> _SELECTION_:

=====

Added on: Wednesday, 02 March, 2022 | Updated on: Monday, 21 October, 2024
I have been looking into getting into shell scripting for a long time, mostly because it’s a very simple but powerful way to automate boring and tedious tasks.
One such task that I think is pretty important is archiving websites for future use. The Internet is not a static place, but rather surprisingly volatile, prone to websites suddenly (and sometimes permanently) going offline, or paywalls being constructed to make reading even one random article an exercise in frustration. As an example, I tried to find resources on how to get started with kernel development, and was able to find an interview Greg Kroah-Hartman gave on tuxradar.com, a website that seems to now return a 404 error on even it’s homepage, let alone the link I found.
Well, that’s no good. And it doesn’t even have proper HTTPS!
To get around this issue, I used the Internet Archive to view an archive that it had stored from 2014.
Now, that’s better. Thanks Internet Archive!
The Internet Archive is an amazing project set up to build not only just a collection of webpages from years past and years to come, but also:
Books in public domain, and some books not in the public domain can be borrowed as if from a library all around the world, free of charge
Music in the public domain
Video (includes everything from silent movies to trailers of today’s blockbusters to maybe even some classics)
Video games from old consoles and PC platforms, with the permission of the rights holder, which can even be played in the browser itself or optionally be downloaded from the Internet Archive, depending on how the rights holders have configured their uploads I believe.
Even YouTube videos play using Internet Archive! I was actually really surprised by this since YouTube doesn’t just have a <video>
tag in their source code with a URL to the video, but hey, I’m not complaining! This is truly the cherry on top. In case YouTube ever goes away or someone on the platform deletes a controversial video, the proof still stays somewhere, preserved for posterity.
The Internet Archive also provides a helpful way to archive any webpages you come across as well, and this is the subject of this post.
While as of the writing of this article, my website is a bit sparse when it comes to external links, I expect this to change as time goes on. Also, I have a lot of links saved in plain text files for future reference. These are primarily resources I access from time to time, or rather information about topics I’d like to know more about. I don’t really want to be in a situation where I need to access these resources only to be greeted with a 404 error.
I was looking into ways to automate saving URLs to archive.org. The preferred tool to do so is ia, which is a Python tool for interacting with the Internet Archive through the command line.

=====

> _DATA EXCERPTS_:
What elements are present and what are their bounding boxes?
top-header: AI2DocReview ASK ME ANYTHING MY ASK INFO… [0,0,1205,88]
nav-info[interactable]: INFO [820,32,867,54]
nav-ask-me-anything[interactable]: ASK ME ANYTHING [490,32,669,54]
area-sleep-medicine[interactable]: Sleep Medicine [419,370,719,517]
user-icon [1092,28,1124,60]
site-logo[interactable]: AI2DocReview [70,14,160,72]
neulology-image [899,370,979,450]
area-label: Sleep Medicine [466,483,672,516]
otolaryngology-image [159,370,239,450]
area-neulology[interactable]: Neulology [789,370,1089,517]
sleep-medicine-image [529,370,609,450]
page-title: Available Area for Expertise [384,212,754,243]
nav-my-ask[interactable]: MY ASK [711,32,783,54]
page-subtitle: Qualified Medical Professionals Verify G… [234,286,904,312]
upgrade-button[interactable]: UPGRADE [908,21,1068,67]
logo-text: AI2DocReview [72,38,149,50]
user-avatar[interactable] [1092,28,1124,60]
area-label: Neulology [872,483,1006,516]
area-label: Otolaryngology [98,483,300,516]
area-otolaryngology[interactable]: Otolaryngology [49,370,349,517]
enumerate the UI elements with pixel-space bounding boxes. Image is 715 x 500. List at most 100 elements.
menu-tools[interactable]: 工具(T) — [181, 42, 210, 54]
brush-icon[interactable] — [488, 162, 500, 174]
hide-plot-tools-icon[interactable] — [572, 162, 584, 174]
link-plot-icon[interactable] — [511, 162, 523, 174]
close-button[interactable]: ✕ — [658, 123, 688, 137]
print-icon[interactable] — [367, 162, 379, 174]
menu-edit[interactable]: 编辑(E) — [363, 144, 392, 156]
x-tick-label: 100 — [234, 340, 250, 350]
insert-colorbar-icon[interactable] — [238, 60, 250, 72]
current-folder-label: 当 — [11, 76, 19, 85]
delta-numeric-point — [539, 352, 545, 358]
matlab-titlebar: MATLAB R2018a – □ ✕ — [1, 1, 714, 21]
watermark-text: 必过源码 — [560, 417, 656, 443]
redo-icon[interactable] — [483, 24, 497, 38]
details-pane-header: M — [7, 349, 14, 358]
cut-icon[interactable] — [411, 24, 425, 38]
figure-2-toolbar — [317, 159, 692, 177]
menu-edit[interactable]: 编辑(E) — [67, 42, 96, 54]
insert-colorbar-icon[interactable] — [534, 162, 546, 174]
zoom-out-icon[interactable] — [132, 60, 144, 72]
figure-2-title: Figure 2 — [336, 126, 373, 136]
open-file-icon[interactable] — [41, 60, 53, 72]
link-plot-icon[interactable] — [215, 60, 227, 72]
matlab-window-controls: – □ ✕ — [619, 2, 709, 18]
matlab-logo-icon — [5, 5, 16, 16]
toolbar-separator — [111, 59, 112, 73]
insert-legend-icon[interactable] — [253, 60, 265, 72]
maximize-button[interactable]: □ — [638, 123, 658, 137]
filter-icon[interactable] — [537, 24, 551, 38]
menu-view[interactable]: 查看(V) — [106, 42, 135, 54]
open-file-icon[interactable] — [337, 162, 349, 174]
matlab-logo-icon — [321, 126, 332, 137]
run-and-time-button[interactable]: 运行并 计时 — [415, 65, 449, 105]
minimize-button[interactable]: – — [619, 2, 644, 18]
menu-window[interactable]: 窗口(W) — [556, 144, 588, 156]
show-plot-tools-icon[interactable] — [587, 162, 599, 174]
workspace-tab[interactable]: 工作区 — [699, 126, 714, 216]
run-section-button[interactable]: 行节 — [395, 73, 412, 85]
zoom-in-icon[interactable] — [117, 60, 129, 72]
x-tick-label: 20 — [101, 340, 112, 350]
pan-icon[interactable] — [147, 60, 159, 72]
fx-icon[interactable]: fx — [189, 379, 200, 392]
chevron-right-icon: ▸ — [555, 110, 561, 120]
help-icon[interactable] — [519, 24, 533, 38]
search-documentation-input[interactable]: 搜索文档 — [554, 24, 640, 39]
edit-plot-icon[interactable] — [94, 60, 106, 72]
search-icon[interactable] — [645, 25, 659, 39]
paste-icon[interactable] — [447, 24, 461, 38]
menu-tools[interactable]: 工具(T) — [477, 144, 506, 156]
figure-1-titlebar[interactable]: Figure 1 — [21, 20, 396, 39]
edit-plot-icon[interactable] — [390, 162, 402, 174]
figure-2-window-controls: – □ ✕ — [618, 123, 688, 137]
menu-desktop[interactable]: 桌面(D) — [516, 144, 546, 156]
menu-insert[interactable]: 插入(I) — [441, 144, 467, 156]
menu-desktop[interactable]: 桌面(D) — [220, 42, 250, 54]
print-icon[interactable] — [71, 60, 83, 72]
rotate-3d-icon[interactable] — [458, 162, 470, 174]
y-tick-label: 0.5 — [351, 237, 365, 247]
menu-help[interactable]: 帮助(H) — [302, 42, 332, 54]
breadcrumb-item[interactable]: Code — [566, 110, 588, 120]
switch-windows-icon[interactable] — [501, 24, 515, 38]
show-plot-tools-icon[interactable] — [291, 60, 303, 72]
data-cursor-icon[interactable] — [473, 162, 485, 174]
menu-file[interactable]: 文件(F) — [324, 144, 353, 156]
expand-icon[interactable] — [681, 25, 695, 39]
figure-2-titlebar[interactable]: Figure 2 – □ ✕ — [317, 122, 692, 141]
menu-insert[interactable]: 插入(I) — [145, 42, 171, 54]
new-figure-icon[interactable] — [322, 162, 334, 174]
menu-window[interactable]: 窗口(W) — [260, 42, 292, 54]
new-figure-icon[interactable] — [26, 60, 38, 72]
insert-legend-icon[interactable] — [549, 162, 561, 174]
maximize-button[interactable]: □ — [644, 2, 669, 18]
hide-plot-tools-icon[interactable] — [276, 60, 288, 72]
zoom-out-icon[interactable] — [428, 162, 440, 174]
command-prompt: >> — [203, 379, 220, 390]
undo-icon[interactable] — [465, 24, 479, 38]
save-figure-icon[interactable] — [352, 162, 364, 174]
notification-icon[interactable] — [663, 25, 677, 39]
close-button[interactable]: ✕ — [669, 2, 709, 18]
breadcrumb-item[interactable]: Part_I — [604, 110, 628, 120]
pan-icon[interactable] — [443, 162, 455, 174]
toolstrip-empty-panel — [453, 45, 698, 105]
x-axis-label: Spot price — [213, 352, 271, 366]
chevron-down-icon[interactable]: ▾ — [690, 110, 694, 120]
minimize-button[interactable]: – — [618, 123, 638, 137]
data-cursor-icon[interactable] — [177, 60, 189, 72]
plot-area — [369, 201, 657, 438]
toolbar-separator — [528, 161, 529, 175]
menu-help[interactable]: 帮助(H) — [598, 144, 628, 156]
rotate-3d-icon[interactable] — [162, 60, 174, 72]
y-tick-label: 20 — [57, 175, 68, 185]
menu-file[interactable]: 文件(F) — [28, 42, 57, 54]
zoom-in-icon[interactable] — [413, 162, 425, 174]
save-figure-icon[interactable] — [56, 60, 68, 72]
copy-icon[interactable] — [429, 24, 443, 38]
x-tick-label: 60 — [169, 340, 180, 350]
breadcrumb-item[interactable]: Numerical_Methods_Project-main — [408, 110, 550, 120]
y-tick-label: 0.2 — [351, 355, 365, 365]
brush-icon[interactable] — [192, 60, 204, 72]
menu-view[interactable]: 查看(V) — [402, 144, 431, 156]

=====

> _EXERCISE SET_:
1 – Write out the part of the post on archiving websites that opens with the words containing "Added on: Wednesday, 02" and closes with "have proper HTTPS!".
2 – Answer these questions on the post on archiving websites:
(a) On which website did the author find the interview with Greg Kroah-Hartman?
(b) From what year was the Internet Archive copy that the author viewed?
(c) What tool is named as the preferred one for saving URLs to archive.org?
3 – List the kinds of material named in the list that follows "but also:" in the post on archiving websites.

> _FULL SOLUTIONS_:
1 –
Added on: Wednesday, 02 March, 2022 | Updated on: Monday, 21 October, 2024
I have been looking into getting into shell scripting for a long time, mostly because it’s a very simple but powerful way to automate boring and tedious tasks.
One such task that I think is pretty important is archiving websites for future use. The Internet is not a static place, but rather surprisingly volatile, prone to websites suddenly (and sometimes permanently) going offline, or paywalls being constructed to make reading even one random article an exercise in frustration. As an example, I tried to find resources on how to get started with kernel development, and was able to find an interview Greg Kroah-Hartman gave on tuxradar.com, a website that seems to now return a 404 error on even it’s homepage, let alone the link I found.
Well, that’s no good. And it doesn’t even have proper HTTPS!

2 –
(a) tuxradar.com
(b) 2014
(c) ia, a Python tool for working with the Internet Archive from the command line

3 –
- Books in the public domain, plus some books not in the public domain that can be borrowed
- Music in the public domain
- Video
- Video games from old consoles and PC platforms